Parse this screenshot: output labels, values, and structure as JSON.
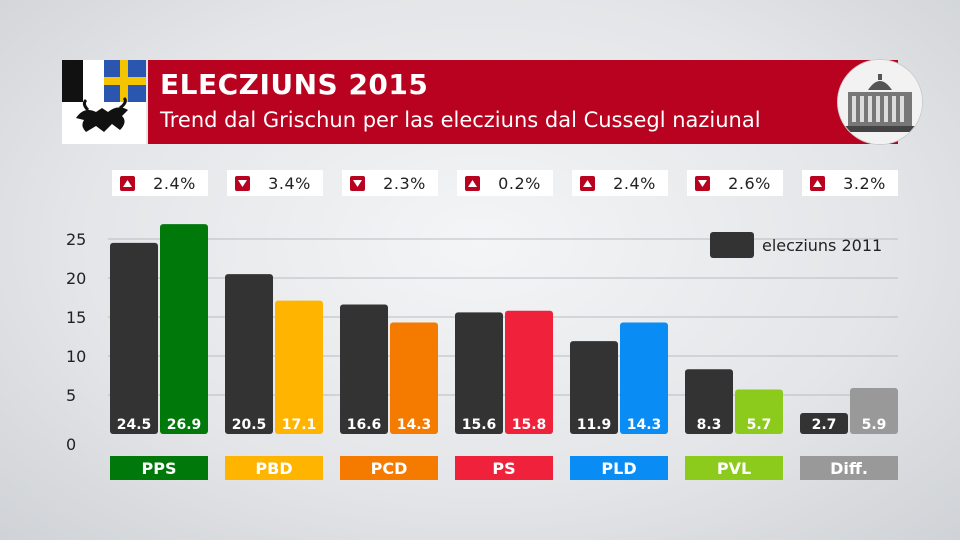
{
  "header": {
    "title": "ELECZIUNS 2015",
    "subtitle": "Trend dal Grischun per las elecziuns dal Cussegl naziunal"
  },
  "colors": {
    "banner": "#b8021f",
    "previous": "#333333",
    "PPS": "#00780a",
    "PBD": "#ffb400",
    "PCD": "#f47a00",
    "PS": "#f0213a",
    "PLD": "#0a8cf5",
    "PVL": "#8ccb1c",
    "Diff.": "#999999"
  },
  "legend": {
    "label": "elecziuns 2011"
  },
  "differences": [
    {
      "direction": "up",
      "text": "2.4%"
    },
    {
      "direction": "down",
      "text": "3.4%"
    },
    {
      "direction": "down",
      "text": "2.3%"
    },
    {
      "direction": "up",
      "text": "0.2%"
    },
    {
      "direction": "up",
      "text": "2.4%"
    },
    {
      "direction": "down",
      "text": "2.6%"
    },
    {
      "direction": "up",
      "text": "3.2%"
    }
  ],
  "chart_data": {
    "type": "bar",
    "categories": [
      "PPS",
      "PBD",
      "PCD",
      "PS",
      "PLD",
      "PVL",
      "Diff."
    ],
    "series": [
      {
        "name": "elecziuns 2011",
        "values": [
          24.5,
          20.5,
          16.6,
          15.6,
          11.9,
          8.3,
          2.7
        ]
      },
      {
        "values": [
          26.9,
          17.1,
          14.3,
          15.8,
          14.3,
          5.7,
          5.9
        ]
      }
    ],
    "value_labels": [
      [
        "24.5",
        "20.5",
        "16.6",
        "15.6",
        "11.9",
        "8.3",
        "2.7"
      ],
      [
        "26.9",
        "17.1",
        "14.3",
        "15.8",
        "14.3",
        "5.7",
        "5.9"
      ]
    ],
    "yticks": [
      "0",
      "5",
      "10",
      "15",
      "20",
      "25"
    ],
    "ylim": [
      0,
      27
    ],
    "grid": true,
    "legend_position": "top-right"
  }
}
###
▶ _Short exercise_
All the material shown above is to be copied exactly, with no pictures carried over.

▶ _Answer in full_
Parse this screenshot: output labels, values, and structure as JSON.
{
  "header": {
    "title": "ELECZIUNS 2015",
    "subtitle": "Trend dal Grischun per las elecziuns dal Cussegl naziunal"
  },
  "colors": {
    "banner": "#b8021f",
    "previous": "#333333",
    "PPS": "#00780a",
    "PBD": "#ffb400",
    "PCD": "#f47a00",
    "PS": "#f0213a",
    "PLD": "#0a8cf5",
    "PVL": "#8ccb1c",
    "Diff.": "#999999"
  },
  "legend": {
    "label": "elecziuns 2011"
  },
  "differences": [
    {
      "direction": "up",
      "text": "2.4%"
    },
    {
      "direction": "down",
      "text": "3.4%"
    },
    {
      "direction": "down",
      "text": "2.3%"
    },
    {
      "direction": "up",
      "text": "0.2%"
    },
    {
      "direction": "up",
      "text": "2.4%"
    },
    {
      "direction": "down",
      "text": "2.6%"
    },
    {
      "direction": "up",
      "text": "3.2%"
    }
  ],
  "chart_data": {
    "type": "bar",
    "categories": [
      "PPS",
      "PBD",
      "PCD",
      "PS",
      "PLD",
      "PVL",
      "Diff."
    ],
    "series": [
      {
        "name": "elecziuns 2011",
        "values": [
          24.5,
          20.5,
          16.6,
          15.6,
          11.9,
          8.3,
          2.7
        ]
      },
      {
        "values": [
          26.9,
          17.1,
          14.3,
          15.8,
          14.3,
          5.7,
          5.9
        ]
      }
    ],
    "value_labels": [
      [
        "24.5",
        "20.5",
        "16.6",
        "15.6",
        "11.9",
        "8.3",
        "2.7"
      ],
      [
        "26.9",
        "17.1",
        "14.3",
        "15.8",
        "14.3",
        "5.7",
        "5.9"
      ]
    ],
    "yticks": [
      "0",
      "5",
      "10",
      "15",
      "20",
      "25"
    ],
    "ylim": [
      0,
      27
    ],
    "grid": true,
    "legend_position": "top-right"
  }
}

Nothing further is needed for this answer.